[start]

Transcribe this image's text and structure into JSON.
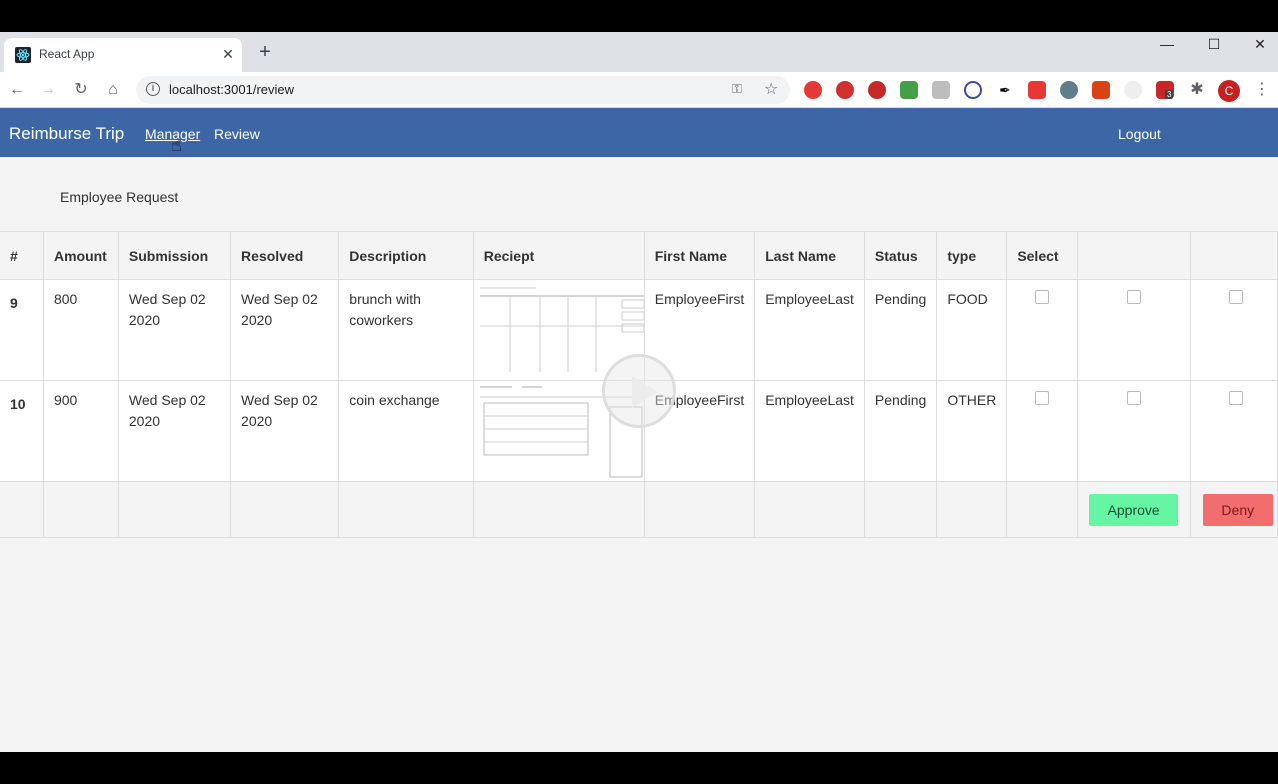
{
  "browser": {
    "tab_title": "React App",
    "url": "localhost:3001/review",
    "extension_badge": "3",
    "profile_initial": "C"
  },
  "app": {
    "brand": "Reimburse Trip",
    "nav": {
      "manager": "Manager",
      "review": "Review",
      "logout": "Logout"
    },
    "subtitle": "Employee Request",
    "table": {
      "headers": [
        "#",
        "Amount",
        "Submission",
        "Resolved",
        "Description",
        "Reciept",
        "First Name",
        "Last Name",
        "Status",
        "type",
        "Select",
        "",
        ""
      ],
      "rows": [
        {
          "id": "9",
          "amount": "800",
          "submission": "Wed Sep 02 2020",
          "resolved": "Wed Sep 02 2020",
          "description": "brunch with coworkers",
          "first_name": "EmployeeFirst",
          "last_name": "EmployeeLast",
          "status": "Pending",
          "type": "FOOD"
        },
        {
          "id": "10",
          "amount": "900",
          "submission": "Wed Sep 02 2020",
          "resolved": "Wed Sep 02 2020",
          "description": "coin exchange",
          "first_name": "EmployeeFirst",
          "last_name": "EmployeeLast",
          "status": "Pending",
          "type": "OTHER"
        }
      ]
    },
    "buttons": {
      "approve": "Approve",
      "deny": "Deny"
    }
  },
  "colors": {
    "navbar": "#3d66a6",
    "approve": "#66f5a2",
    "deny": "#f26d6d"
  }
}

[end]

* [Task details]: Give every record again exactly, apart from the pictures, which stay out.

* [Reply to the task]:
Transcribe this image's text and structure into JSON.
{
  "browser": {
    "tab_title": "React App",
    "url": "localhost:3001/review",
    "extension_badge": "3",
    "profile_initial": "C"
  },
  "app": {
    "brand": "Reimburse Trip",
    "nav": {
      "manager": "Manager",
      "review": "Review",
      "logout": "Logout"
    },
    "subtitle": "Employee Request",
    "table": {
      "headers": [
        "#",
        "Amount",
        "Submission",
        "Resolved",
        "Description",
        "Reciept",
        "First Name",
        "Last Name",
        "Status",
        "type",
        "Select",
        "",
        ""
      ],
      "rows": [
        {
          "id": "9",
          "amount": "800",
          "submission": "Wed Sep 02 2020",
          "resolved": "Wed Sep 02 2020",
          "description": "brunch with coworkers",
          "first_name": "EmployeeFirst",
          "last_name": "EmployeeLast",
          "status": "Pending",
          "type": "FOOD"
        },
        {
          "id": "10",
          "amount": "900",
          "submission": "Wed Sep 02 2020",
          "resolved": "Wed Sep 02 2020",
          "description": "coin exchange",
          "first_name": "EmployeeFirst",
          "last_name": "EmployeeLast",
          "status": "Pending",
          "type": "OTHER"
        }
      ]
    },
    "buttons": {
      "approve": "Approve",
      "deny": "Deny"
    }
  },
  "colors": {
    "navbar": "#3d66a6",
    "approve": "#66f5a2",
    "deny": "#f26d6d"
  }
}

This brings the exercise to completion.